■ **CONSIGNE**
Pouvez-vous transcrire à l'identique le passage du texte sur l'écoféminisme qui commence aux mots "Néanmoins, cette relation" et s'arrête après les mots "est traditionnellement associée." ?

■ **BLOC DE TEXTE**
○ ○ ○ ○ ○ ○ ○

L'arrivée du paradigme du développement durable semble avoir fourni le cadre nécessaire à une forme d' " institutionnalisation " de l'écoféminisme, qui depuis exerce une influence dans les pays où les agences de développement sont actives. En effet, ces dernières - en quête de nouveaux critères - manifestent depuis une réelle préoccupation concernant les impacts des problèmes environnementaux sur la condition féminine.
Dans les pays en développement, on assiste parallèlement à l'émergence du leadership des femmes en matières d'environnement, qui se manifeste par une implication croissante face aux enjeux majeurs environnementaux et par la recherche de solutions drastiques (ex : Green Belt Movement au Kenya). Dans les pays en développement, des groupes organisés de femmes luttent contre la déforestation, la pollution et d'autres formes de dégradation de l'environnement et se battent en faveur de leur empowerment. On note alors l'émergence d'un nombre croissant de groupes de femmes et de projets d'auto-assistance pour la régénération de l'environnement. Les femmes, à la tête de ces campagnes et organisations environnementales, deviennent ainsi des modèles de leadership et une source d'inspiration pour un large éventail de femmes.
Certaines femmes ont joué un rôle crucial en améliorant la sensibilisation du public et la volonté politique pour la protection et la conservation de l'environnement, parmi lesquels, Donnella Meadows, Gro Harlem Brundtland et Wangari Maathai.
Ainsi, dans les années 1980, les travaux des féministes et écologistes, tels que Vandana Shiva et Wangari Maathai, ont contribué à reconnaître que l'implication des femmes était fondamentale en vue d'un développement durable.
Depuis, des nombreux événements, programmes de développement et projets environnementaux ont réservé une place privilégiée aux femmes, considérées désormais comme des agents puissants de changement, porteuses de solutions différentes. On peut alors parler d' " institutionnalisation du discours écoféministe ". Les écoféministes essentialistes auront, à cet égard, été très influentes, même si quelques points de divergences perdurent avec les ONG et les agences de développement, qui n'entendent pas repenser de manière radicale les paramètres de base du modèle de développement, mais seulement les améliorer.
Les femmes ont ainsi démontré qu'elles n'étaient pas des " victimes " impuissantes face à un climat changeant, mais plutôt des gestionnaires privilégiées de l'environnement, ayant des ressources et des connaissances spécifiques et précieuses pour tendre vers un développement dit " durable ", et ce, bien avant que les agences de développement ne leur attribuent ce rôle.
Néanmoins, cette relation femme/nature de type essentialiste est critiquée par certains, étant donné qu'elle pourrait contribuer à renforcer les dogmes et emprisonner les femmes dans une position qui leurs est traditionnellement associée.

○ ○ ○ ○ ○ ○ ○

■ **LIGNES ENREGISTRÉES**
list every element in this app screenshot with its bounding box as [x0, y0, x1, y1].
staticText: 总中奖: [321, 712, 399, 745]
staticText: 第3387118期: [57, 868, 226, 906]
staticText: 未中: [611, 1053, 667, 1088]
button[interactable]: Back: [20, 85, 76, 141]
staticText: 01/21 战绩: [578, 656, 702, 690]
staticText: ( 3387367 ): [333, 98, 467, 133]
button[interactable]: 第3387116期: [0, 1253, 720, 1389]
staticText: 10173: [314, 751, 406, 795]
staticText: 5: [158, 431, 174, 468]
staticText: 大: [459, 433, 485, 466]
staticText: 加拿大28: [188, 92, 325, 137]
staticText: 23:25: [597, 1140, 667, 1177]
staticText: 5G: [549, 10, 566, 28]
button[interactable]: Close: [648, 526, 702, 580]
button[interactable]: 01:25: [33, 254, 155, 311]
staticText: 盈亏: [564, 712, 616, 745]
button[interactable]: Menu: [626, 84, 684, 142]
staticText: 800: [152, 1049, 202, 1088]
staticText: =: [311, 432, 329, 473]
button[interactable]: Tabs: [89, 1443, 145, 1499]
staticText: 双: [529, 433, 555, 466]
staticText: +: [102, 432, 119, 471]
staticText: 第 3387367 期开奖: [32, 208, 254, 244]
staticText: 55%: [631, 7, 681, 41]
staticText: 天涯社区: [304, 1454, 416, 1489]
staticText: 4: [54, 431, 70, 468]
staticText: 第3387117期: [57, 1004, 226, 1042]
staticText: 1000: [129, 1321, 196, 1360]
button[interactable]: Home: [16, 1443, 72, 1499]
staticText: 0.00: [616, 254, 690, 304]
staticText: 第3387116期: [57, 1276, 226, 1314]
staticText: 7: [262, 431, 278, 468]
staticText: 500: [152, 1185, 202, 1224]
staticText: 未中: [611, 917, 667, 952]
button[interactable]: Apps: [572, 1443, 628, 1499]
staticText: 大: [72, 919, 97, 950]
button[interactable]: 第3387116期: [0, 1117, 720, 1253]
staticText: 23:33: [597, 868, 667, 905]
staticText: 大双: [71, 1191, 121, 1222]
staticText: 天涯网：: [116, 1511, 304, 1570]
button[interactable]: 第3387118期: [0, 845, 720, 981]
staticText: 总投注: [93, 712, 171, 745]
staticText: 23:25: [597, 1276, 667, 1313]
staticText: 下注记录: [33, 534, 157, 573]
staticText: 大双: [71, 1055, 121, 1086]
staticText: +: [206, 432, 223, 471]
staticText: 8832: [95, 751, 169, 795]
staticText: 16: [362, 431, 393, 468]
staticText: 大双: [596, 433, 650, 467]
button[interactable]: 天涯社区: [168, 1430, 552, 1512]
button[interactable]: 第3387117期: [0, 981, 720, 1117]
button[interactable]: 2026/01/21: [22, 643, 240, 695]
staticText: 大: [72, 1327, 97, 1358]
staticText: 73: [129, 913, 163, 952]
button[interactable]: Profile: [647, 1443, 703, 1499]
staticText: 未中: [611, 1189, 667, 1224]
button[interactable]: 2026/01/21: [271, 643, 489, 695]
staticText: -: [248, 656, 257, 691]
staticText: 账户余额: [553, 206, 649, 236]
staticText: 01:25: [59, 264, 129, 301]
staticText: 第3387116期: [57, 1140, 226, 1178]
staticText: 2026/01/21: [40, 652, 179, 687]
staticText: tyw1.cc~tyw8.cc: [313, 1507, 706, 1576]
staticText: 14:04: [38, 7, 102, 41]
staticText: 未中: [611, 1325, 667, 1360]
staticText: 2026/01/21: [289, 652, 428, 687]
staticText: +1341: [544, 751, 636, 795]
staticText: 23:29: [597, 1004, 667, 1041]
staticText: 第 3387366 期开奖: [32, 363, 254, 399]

○ ○ ○ ○ ○ ○ ○

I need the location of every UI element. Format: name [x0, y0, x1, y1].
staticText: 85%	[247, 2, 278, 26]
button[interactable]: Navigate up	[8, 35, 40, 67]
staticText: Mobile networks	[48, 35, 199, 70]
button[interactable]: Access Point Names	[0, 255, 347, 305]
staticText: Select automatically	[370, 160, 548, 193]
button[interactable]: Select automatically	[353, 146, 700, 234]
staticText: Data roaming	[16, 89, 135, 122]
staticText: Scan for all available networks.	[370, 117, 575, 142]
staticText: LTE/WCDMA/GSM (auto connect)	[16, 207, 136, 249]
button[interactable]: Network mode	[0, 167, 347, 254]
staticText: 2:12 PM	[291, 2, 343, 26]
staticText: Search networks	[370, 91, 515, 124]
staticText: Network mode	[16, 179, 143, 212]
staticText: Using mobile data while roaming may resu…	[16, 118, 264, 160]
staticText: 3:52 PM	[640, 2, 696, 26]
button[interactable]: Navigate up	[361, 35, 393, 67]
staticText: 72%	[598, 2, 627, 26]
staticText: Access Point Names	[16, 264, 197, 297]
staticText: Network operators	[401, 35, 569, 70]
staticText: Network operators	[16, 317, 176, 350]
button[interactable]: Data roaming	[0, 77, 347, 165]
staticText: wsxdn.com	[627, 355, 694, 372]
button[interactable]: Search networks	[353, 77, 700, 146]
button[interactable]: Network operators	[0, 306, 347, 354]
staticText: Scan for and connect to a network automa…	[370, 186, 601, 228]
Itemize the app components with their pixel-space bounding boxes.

○ ○ ○ ○ ○ ○ ○

■ **SOLUTION COMPLÈTE**
Néanmoins, cette relation femme/nature de type essentialiste est critiquée par certains, étant donné qu'elle pourrait contribuer à renforcer les dogmes et emprisonner les femmes dans une position qui leurs est traditionnellement associée.